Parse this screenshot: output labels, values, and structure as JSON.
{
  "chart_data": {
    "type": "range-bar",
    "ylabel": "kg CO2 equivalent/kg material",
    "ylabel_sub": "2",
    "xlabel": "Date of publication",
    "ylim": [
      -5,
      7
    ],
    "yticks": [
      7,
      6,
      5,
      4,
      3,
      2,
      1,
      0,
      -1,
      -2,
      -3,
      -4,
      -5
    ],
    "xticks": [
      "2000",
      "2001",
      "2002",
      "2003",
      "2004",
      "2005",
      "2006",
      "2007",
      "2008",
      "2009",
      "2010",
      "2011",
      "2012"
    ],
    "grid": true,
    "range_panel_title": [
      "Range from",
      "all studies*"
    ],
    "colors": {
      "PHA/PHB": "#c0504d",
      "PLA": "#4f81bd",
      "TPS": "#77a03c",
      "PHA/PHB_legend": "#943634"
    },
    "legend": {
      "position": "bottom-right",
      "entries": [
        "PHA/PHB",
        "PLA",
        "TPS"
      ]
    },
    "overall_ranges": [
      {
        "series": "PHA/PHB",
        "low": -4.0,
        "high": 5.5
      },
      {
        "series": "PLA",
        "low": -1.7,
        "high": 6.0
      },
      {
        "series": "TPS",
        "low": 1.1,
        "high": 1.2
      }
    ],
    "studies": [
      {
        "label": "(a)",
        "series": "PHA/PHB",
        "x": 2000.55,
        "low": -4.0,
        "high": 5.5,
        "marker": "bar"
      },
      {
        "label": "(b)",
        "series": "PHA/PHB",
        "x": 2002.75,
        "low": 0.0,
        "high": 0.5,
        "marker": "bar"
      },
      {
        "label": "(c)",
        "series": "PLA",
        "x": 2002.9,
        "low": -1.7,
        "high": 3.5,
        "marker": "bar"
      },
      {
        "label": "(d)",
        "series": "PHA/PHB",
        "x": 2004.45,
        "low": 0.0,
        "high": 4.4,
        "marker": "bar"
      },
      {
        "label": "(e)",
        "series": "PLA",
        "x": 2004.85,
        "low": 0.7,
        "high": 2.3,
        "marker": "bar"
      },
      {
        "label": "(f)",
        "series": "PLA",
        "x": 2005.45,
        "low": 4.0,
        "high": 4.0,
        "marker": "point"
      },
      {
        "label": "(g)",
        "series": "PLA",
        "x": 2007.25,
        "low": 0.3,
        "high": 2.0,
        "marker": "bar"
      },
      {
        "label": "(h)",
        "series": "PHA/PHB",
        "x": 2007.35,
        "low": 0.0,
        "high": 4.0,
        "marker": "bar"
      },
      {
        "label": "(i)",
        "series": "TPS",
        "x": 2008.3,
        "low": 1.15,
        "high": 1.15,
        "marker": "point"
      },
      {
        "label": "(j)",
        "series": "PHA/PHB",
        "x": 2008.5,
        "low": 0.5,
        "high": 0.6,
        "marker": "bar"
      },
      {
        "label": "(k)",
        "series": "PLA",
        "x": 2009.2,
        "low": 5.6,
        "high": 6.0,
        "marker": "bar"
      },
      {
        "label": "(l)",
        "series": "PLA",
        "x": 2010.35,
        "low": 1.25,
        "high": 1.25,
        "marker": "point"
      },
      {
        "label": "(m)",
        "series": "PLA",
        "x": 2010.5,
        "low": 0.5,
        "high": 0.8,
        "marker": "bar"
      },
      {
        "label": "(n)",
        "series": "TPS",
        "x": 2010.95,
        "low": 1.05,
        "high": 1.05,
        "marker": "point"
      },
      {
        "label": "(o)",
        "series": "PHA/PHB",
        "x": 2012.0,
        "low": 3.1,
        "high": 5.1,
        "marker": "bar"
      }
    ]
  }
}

- _Problem to work on_: Print every line of the records exactly. Omit nothing.

- _Solution to this task_:
Parse this screenshot: output labels, values, and structure as JSON.
{
  "chart_data": {
    "type": "range-bar",
    "ylabel": "kg CO2 equivalent/kg material",
    "ylabel_sub": "2",
    "xlabel": "Date of publication",
    "ylim": [
      -5,
      7
    ],
    "yticks": [
      7,
      6,
      5,
      4,
      3,
      2,
      1,
      0,
      -1,
      -2,
      -3,
      -4,
      -5
    ],
    "xticks": [
      "2000",
      "2001",
      "2002",
      "2003",
      "2004",
      "2005",
      "2006",
      "2007",
      "2008",
      "2009",
      "2010",
      "2011",
      "2012"
    ],
    "grid": true,
    "range_panel_title": [
      "Range from",
      "all studies*"
    ],
    "colors": {
      "PHA/PHB": "#c0504d",
      "PLA": "#4f81bd",
      "TPS": "#77a03c",
      "PHA/PHB_legend": "#943634"
    },
    "legend": {
      "position": "bottom-right",
      "entries": [
        "PHA/PHB",
        "PLA",
        "TPS"
      ]
    },
    "overall_ranges": [
      {
        "series": "PHA/PHB",
        "low": -4.0,
        "high": 5.5
      },
      {
        "series": "PLA",
        "low": -1.7,
        "high": 6.0
      },
      {
        "series": "TPS",
        "low": 1.1,
        "high": 1.2
      }
    ],
    "studies": [
      {
        "label": "(a)",
        "series": "PHA/PHB",
        "x": 2000.55,
        "low": -4.0,
        "high": 5.5,
        "marker": "bar"
      },
      {
        "label": "(b)",
        "series": "PHA/PHB",
        "x": 2002.75,
        "low": 0.0,
        "high": 0.5,
        "marker": "bar"
      },
      {
        "label": "(c)",
        "series": "PLA",
        "x": 2002.9,
        "low": -1.7,
        "high": 3.5,
        "marker": "bar"
      },
      {
        "label": "(d)",
        "series": "PHA/PHB",
        "x": 2004.45,
        "low": 0.0,
        "high": 4.4,
        "marker": "bar"
      },
      {
        "label": "(e)",
        "series": "PLA",
        "x": 2004.85,
        "low": 0.7,
        "high": 2.3,
        "marker": "bar"
      },
      {
        "label": "(f)",
        "series": "PLA",
        "x": 2005.45,
        "low": 4.0,
        "high": 4.0,
        "marker": "point"
      },
      {
        "label": "(g)",
        "series": "PLA",
        "x": 2007.25,
        "low": 0.3,
        "high": 2.0,
        "marker": "bar"
      },
      {
        "label": "(h)",
        "series": "PHA/PHB",
        "x": 2007.35,
        "low": 0.0,
        "high": 4.0,
        "marker": "bar"
      },
      {
        "label": "(i)",
        "series": "TPS",
        "x": 2008.3,
        "low": 1.15,
        "high": 1.15,
        "marker": "point"
      },
      {
        "label": "(j)",
        "series": "PHA/PHB",
        "x": 2008.5,
        "low": 0.5,
        "high": 0.6,
        "marker": "bar"
      },
      {
        "label": "(k)",
        "series": "PLA",
        "x": 2009.2,
        "low": 5.6,
        "high": 6.0,
        "marker": "bar"
      },
      {
        "label": "(l)",
        "series": "PLA",
        "x": 2010.35,
        "low": 1.25,
        "high": 1.25,
        "marker": "point"
      },
      {
        "label": "(m)",
        "series": "PLA",
        "x": 2010.5,
        "low": 0.5,
        "high": 0.8,
        "marker": "bar"
      },
      {
        "label": "(n)",
        "series": "TPS",
        "x": 2010.95,
        "low": 1.05,
        "high": 1.05,
        "marker": "point"
      },
      {
        "label": "(o)",
        "series": "PHA/PHB",
        "x": 2012.0,
        "low": 3.1,
        "high": 5.1,
        "marker": "bar"
      }
    ]
  }
}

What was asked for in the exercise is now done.